▶ **Material shown**:
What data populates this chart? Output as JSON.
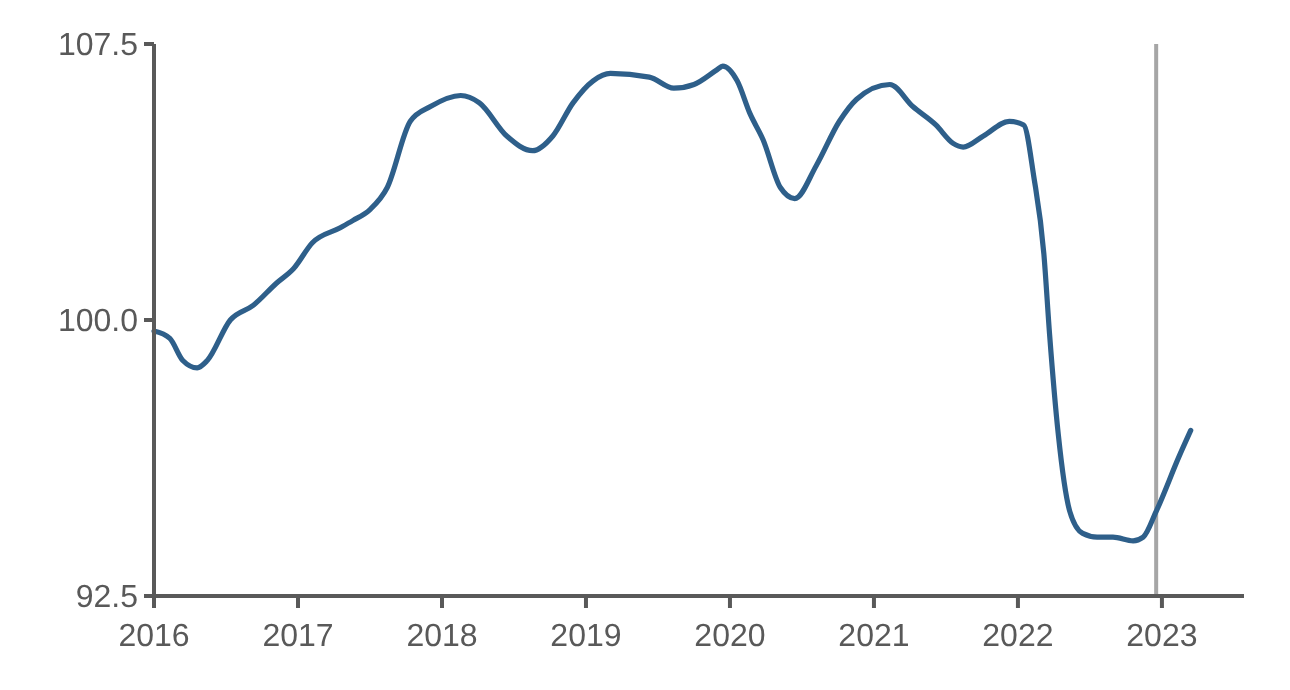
{
  "chart_data": {
    "type": "line",
    "x": [
      2016.0,
      2016.11,
      2016.2,
      2016.3,
      2016.37,
      2016.53,
      2016.69,
      2016.85,
      2016.97,
      2017.1,
      2017.29,
      2017.38,
      2017.5,
      2017.62,
      2017.78,
      2017.92,
      2018.13,
      2018.26,
      2018.45,
      2018.63,
      2018.77,
      2018.91,
      2019.05,
      2019.17,
      2019.44,
      2019.61,
      2019.75,
      2019.91,
      2019.95,
      2020.05,
      2020.14,
      2020.23,
      2020.35,
      2020.45,
      2020.6,
      2020.76,
      2020.88,
      2021.11,
      2021.27,
      2021.43,
      2021.55,
      2021.62,
      2021.76,
      2021.94,
      2022.04,
      2022.11,
      2022.18,
      2022.22,
      2022.28,
      2022.36,
      2022.45,
      2022.55,
      2022.66,
      2022.8,
      2022.87,
      2022.96,
      2023.12,
      2023.2
    ],
    "series": [
      {
        "color": "#2e5f8a",
        "values": [
          99.7,
          99.5,
          98.9,
          98.7,
          98.9,
          100.0,
          100.4,
          101.0,
          101.4,
          102.1,
          102.5,
          102.7,
          103.0,
          103.6,
          105.4,
          105.8,
          106.1,
          105.9,
          105.0,
          104.6,
          105.0,
          105.9,
          106.5,
          106.7,
          106.6,
          106.3,
          106.4,
          106.8,
          106.9,
          106.5,
          105.6,
          104.9,
          103.6,
          103.3,
          104.2,
          105.4,
          106.0,
          106.4,
          105.8,
          105.3,
          104.8,
          104.7,
          105.0,
          105.4,
          105.3,
          103.9,
          101.8,
          99.6,
          96.9,
          94.8,
          94.2,
          94.1,
          94.1,
          94.0,
          94.1,
          94.8,
          96.3,
          97.0
        ]
      }
    ],
    "xlim": [
      2016,
      2023.57
    ],
    "xticks": [
      2016,
      2017,
      2018,
      2019,
      2020,
      2021,
      2022,
      2023
    ],
    "ylim": [
      92.5,
      107.5
    ],
    "yticks": [
      {
        "value": 92.5,
        "label": "92.5"
      },
      {
        "value": 100,
        "label": "100.0"
      },
      {
        "value": 107.5,
        "label": "107.5"
      }
    ],
    "ref_lines": [
      {
        "axis": "x",
        "value": 2022.96,
        "color": "#a6a6a6"
      }
    ],
    "grid": false,
    "line_style": "solid",
    "marker": "none"
  }
}
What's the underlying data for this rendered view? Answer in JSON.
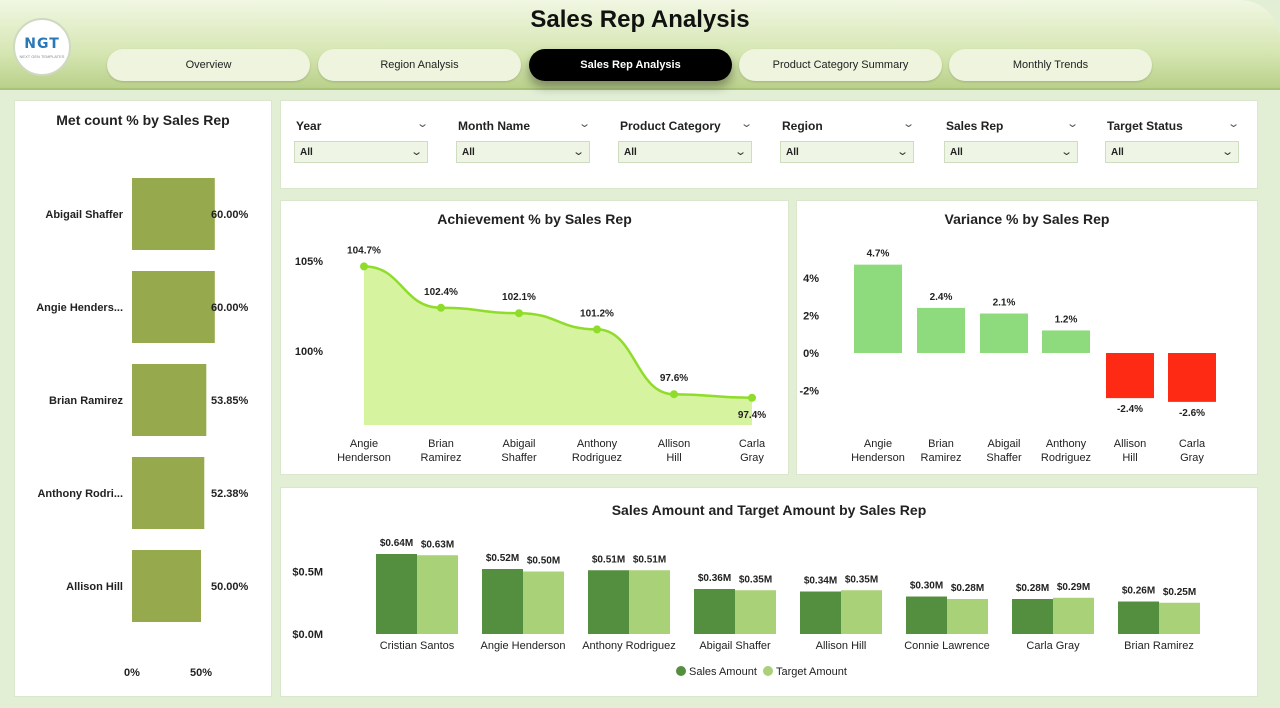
{
  "header": {
    "title": "Sales Rep Analysis",
    "logo_text": "NGT",
    "logo_subtext": "NEXT GEN TEMPLATES"
  },
  "tabs": [
    {
      "label": "Overview",
      "active": false
    },
    {
      "label": "Region Analysis",
      "active": false
    },
    {
      "label": "Sales Rep Analysis",
      "active": true
    },
    {
      "label": "Product Category Summary",
      "active": false
    },
    {
      "label": "Monthly Trends",
      "active": false
    }
  ],
  "filters": [
    {
      "label": "Year",
      "value": "All"
    },
    {
      "label": "Month Name",
      "value": "All"
    },
    {
      "label": "Product Category",
      "value": "All"
    },
    {
      "label": "Region",
      "value": "All"
    },
    {
      "label": "Sales Rep",
      "value": "All"
    },
    {
      "label": "Target Status",
      "value": "All"
    }
  ],
  "chart_data": [
    {
      "id": "met_count",
      "type": "bar",
      "orientation": "horizontal",
      "title": "Met count % by Sales Rep",
      "categories": [
        "Abigail Shaffer",
        "Angie Henders...",
        "Brian Ramirez",
        "Anthony Rodri...",
        "Allison Hill"
      ],
      "values": [
        60.0,
        60.0,
        53.85,
        52.38,
        50.0
      ],
      "data_labels": [
        "60.00%",
        "60.00%",
        "53.85%",
        "52.38%",
        "50.00%"
      ],
      "x_ticks": [
        "0%",
        "50%"
      ],
      "xlim": [
        0,
        70
      ],
      "color": "#97a94d"
    },
    {
      "id": "achievement",
      "type": "area",
      "title": "Achievement % by Sales Rep",
      "categories": [
        "Angie Henderson",
        "Brian Ramirez",
        "Abigail Shaffer",
        "Anthony Rodriguez",
        "Allison Hill",
        "Carla Gray"
      ],
      "values": [
        104.7,
        102.4,
        102.1,
        101.2,
        97.6,
        97.4
      ],
      "data_labels": [
        "104.7%",
        "102.4%",
        "102.1%",
        "101.2%",
        "97.6%",
        "97.4%"
      ],
      "y_ticks": [
        {
          "value": 105,
          "label": "105%"
        },
        {
          "value": 100,
          "label": "100%"
        }
      ],
      "ylim": [
        96.0,
        105.0
      ],
      "line_color": "#8fdc2a",
      "fill_color": "#d6f3a0"
    },
    {
      "id": "variance",
      "type": "bar",
      "title": "Variance % by Sales Rep",
      "categories": [
        "Angie Henderson",
        "Brian Ramirez",
        "Abigail Shaffer",
        "Anthony Rodriguez",
        "Allison Hill",
        "Carla Gray"
      ],
      "values": [
        4.7,
        2.4,
        2.1,
        1.2,
        -2.4,
        -2.6
      ],
      "data_labels": [
        "4.7%",
        "2.4%",
        "2.1%",
        "1.2%",
        "-2.4%",
        "-2.6%"
      ],
      "y_ticks": [
        {
          "value": 4,
          "label": "4%"
        },
        {
          "value": 2,
          "label": "2%"
        },
        {
          "value": 0,
          "label": "0%"
        },
        {
          "value": -2,
          "label": "-2%"
        }
      ],
      "ylim": [
        -3.5,
        5.8
      ],
      "positive_color": "#8ddb7d",
      "negative_color": "#ff2a14"
    },
    {
      "id": "sales_target",
      "type": "bar",
      "title": "Sales Amount and Target Amount by Sales Rep",
      "categories": [
        "Cristian Santos",
        "Angie Henderson",
        "Anthony Rodriguez",
        "Abigail Shaffer",
        "Allison Hill",
        "Connie Lawrence",
        "Carla Gray",
        "Brian Ramirez"
      ],
      "series": [
        {
          "name": "Sales Amount",
          "color": "#548f3f",
          "values": [
            0.64,
            0.52,
            0.51,
            0.36,
            0.34,
            0.3,
            0.28,
            0.26
          ],
          "data_labels": [
            "$0.64M",
            "$0.52M",
            "$0.51M",
            "$0.36M",
            "$0.34M",
            "$0.30M",
            "$0.28M",
            "$0.26M"
          ]
        },
        {
          "name": "Target Amount",
          "color": "#a9d177",
          "values": [
            0.63,
            0.5,
            0.51,
            0.35,
            0.35,
            0.28,
            0.29,
            0.25
          ],
          "data_labels": [
            "$0.63M",
            "$0.50M",
            "$0.51M",
            "$0.35M",
            "$0.35M",
            "$0.28M",
            "$0.29M",
            "$0.25M"
          ]
        }
      ],
      "y_ticks": [
        {
          "value": 0.5,
          "label": "$0.5M"
        },
        {
          "value": 0.0,
          "label": "$0.0M"
        }
      ],
      "ylim": [
        0,
        0.8
      ],
      "legend_position": "bottom"
    }
  ]
}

▶ **Aim**:
Repeat the material above word for word, please, apart from its images.

▶ **The completed task**:
What data populates this chart? Output as JSON.
{
  "chart_data": {
    "type": "line",
    "x": [
      2016.0,
      2016.11,
      2016.2,
      2016.3,
      2016.37,
      2016.53,
      2016.69,
      2016.85,
      2016.97,
      2017.1,
      2017.29,
      2017.38,
      2017.5,
      2017.62,
      2017.78,
      2017.92,
      2018.13,
      2018.26,
      2018.45,
      2018.63,
      2018.77,
      2018.91,
      2019.05,
      2019.17,
      2019.44,
      2019.61,
      2019.75,
      2019.91,
      2019.95,
      2020.05,
      2020.14,
      2020.23,
      2020.35,
      2020.45,
      2020.6,
      2020.76,
      2020.88,
      2021.11,
      2021.27,
      2021.43,
      2021.55,
      2021.62,
      2021.76,
      2021.94,
      2022.04,
      2022.11,
      2022.18,
      2022.22,
      2022.28,
      2022.36,
      2022.45,
      2022.55,
      2022.66,
      2022.8,
      2022.87,
      2022.96,
      2023.12,
      2023.2
    ],
    "series": [
      {
        "color": "#2e5f8a",
        "values": [
          99.7,
          99.5,
          98.9,
          98.7,
          98.9,
          100.0,
          100.4,
          101.0,
          101.4,
          102.1,
          102.5,
          102.7,
          103.0,
          103.6,
          105.4,
          105.8,
          106.1,
          105.9,
          105.0,
          104.6,
          105.0,
          105.9,
          106.5,
          106.7,
          106.6,
          106.3,
          106.4,
          106.8,
          106.9,
          106.5,
          105.6,
          104.9,
          103.6,
          103.3,
          104.2,
          105.4,
          106.0,
          106.4,
          105.8,
          105.3,
          104.8,
          104.7,
          105.0,
          105.4,
          105.3,
          103.9,
          101.8,
          99.6,
          96.9,
          94.8,
          94.2,
          94.1,
          94.1,
          94.0,
          94.1,
          94.8,
          96.3,
          97.0
        ]
      }
    ],
    "xlim": [
      2016,
      2023.57
    ],
    "xticks": [
      2016,
      2017,
      2018,
      2019,
      2020,
      2021,
      2022,
      2023
    ],
    "ylim": [
      92.5,
      107.5
    ],
    "yticks": [
      {
        "value": 92.5,
        "label": "92.5"
      },
      {
        "value": 100,
        "label": "100.0"
      },
      {
        "value": 107.5,
        "label": "107.5"
      }
    ],
    "ref_lines": [
      {
        "axis": "x",
        "value": 2022.96,
        "color": "#a6a6a6"
      }
    ],
    "grid": false,
    "line_style": "solid",
    "marker": "none"
  }
}
What's the underlying data for this rendered view? Answer in JSON.
{
  "header": {
    "title": "Sales Rep Analysis",
    "logo_text": "NGT",
    "logo_subtext": "NEXT GEN TEMPLATES"
  },
  "tabs": [
    {
      "label": "Overview",
      "active": false
    },
    {
      "label": "Region Analysis",
      "active": false
    },
    {
      "label": "Sales Rep Analysis",
      "active": true
    },
    {
      "label": "Product Category Summary",
      "active": false
    },
    {
      "label": "Monthly Trends",
      "active": false
    }
  ],
  "filters": [
    {
      "label": "Year",
      "value": "All"
    },
    {
      "label": "Month Name",
      "value": "All"
    },
    {
      "label": "Product Category",
      "value": "All"
    },
    {
      "label": "Region",
      "value": "All"
    },
    {
      "label": "Sales Rep",
      "value": "All"
    },
    {
      "label": "Target Status",
      "value": "All"
    }
  ],
  "chart_data": [
    {
      "id": "met_count",
      "type": "bar",
      "orientation": "horizontal",
      "title": "Met count % by Sales Rep",
      "categories": [
        "Abigail Shaffer",
        "Angie Henders...",
        "Brian Ramirez",
        "Anthony Rodri...",
        "Allison Hill"
      ],
      "values": [
        60.0,
        60.0,
        53.85,
        52.38,
        50.0
      ],
      "data_labels": [
        "60.00%",
        "60.00%",
        "53.85%",
        "52.38%",
        "50.00%"
      ],
      "x_ticks": [
        "0%",
        "50%"
      ],
      "xlim": [
        0,
        70
      ],
      "color": "#97a94d"
    },
    {
      "id": "achievement",
      "type": "area",
      "title": "Achievement % by Sales Rep",
      "categories": [
        "Angie Henderson",
        "Brian Ramirez",
        "Abigail Shaffer",
        "Anthony Rodriguez",
        "Allison Hill",
        "Carla Gray"
      ],
      "values": [
        104.7,
        102.4,
        102.1,
        101.2,
        97.6,
        97.4
      ],
      "data_labels": [
        "104.7%",
        "102.4%",
        "102.1%",
        "101.2%",
        "97.6%",
        "97.4%"
      ],
      "y_ticks": [
        {
          "value": 105,
          "label": "105%"
        },
        {
          "value": 100,
          "label": "100%"
        }
      ],
      "ylim": [
        96.0,
        105.0
      ],
      "line_color": "#8fdc2a",
      "fill_color": "#d6f3a0"
    },
    {
      "id": "variance",
      "type": "bar",
      "title": "Variance % by Sales Rep",
      "categories": [
        "Angie Henderson",
        "Brian Ramirez",
        "Abigail Shaffer",
        "Anthony Rodriguez",
        "Allison Hill",
        "Carla Gray"
      ],
      "values": [
        4.7,
        2.4,
        2.1,
        1.2,
        -2.4,
        -2.6
      ],
      "data_labels": [
        "4.7%",
        "2.4%",
        "2.1%",
        "1.2%",
        "-2.4%",
        "-2.6%"
      ],
      "y_ticks": [
        {
          "value": 4,
          "label": "4%"
        },
        {
          "value": 2,
          "label": "2%"
        },
        {
          "value": 0,
          "label": "0%"
        },
        {
          "value": -2,
          "label": "-2%"
        }
      ],
      "ylim": [
        -3.5,
        5.8
      ],
      "positive_color": "#8ddb7d",
      "negative_color": "#ff2a14"
    },
    {
      "id": "sales_target",
      "type": "bar",
      "title": "Sales Amount and Target Amount by Sales Rep",
      "categories": [
        "Cristian Santos",
        "Angie Henderson",
        "Anthony Rodriguez",
        "Abigail Shaffer",
        "Allison Hill",
        "Connie Lawrence",
        "Carla Gray",
        "Brian Ramirez"
      ],
      "series": [
        {
          "name": "Sales Amount",
          "color": "#548f3f",
          "values": [
            0.64,
            0.52,
            0.51,
            0.36,
            0.34,
            0.3,
            0.28,
            0.26
          ],
          "data_labels": [
            "$0.64M",
            "$0.52M",
            "$0.51M",
            "$0.36M",
            "$0.34M",
            "$0.30M",
            "$0.28M",
            "$0.26M"
          ]
        },
        {
          "name": "Target Amount",
          "color": "#a9d177",
          "values": [
            0.63,
            0.5,
            0.51,
            0.35,
            0.35,
            0.28,
            0.29,
            0.25
          ],
          "data_labels": [
            "$0.63M",
            "$0.50M",
            "$0.51M",
            "$0.35M",
            "$0.35M",
            "$0.28M",
            "$0.29M",
            "$0.25M"
          ]
        }
      ],
      "y_ticks": [
        {
          "value": 0.5,
          "label": "$0.5M"
        },
        {
          "value": 0.0,
          "label": "$0.0M"
        }
      ],
      "ylim": [
        0,
        0.8
      ],
      "legend_position": "bottom"
    }
  ]
}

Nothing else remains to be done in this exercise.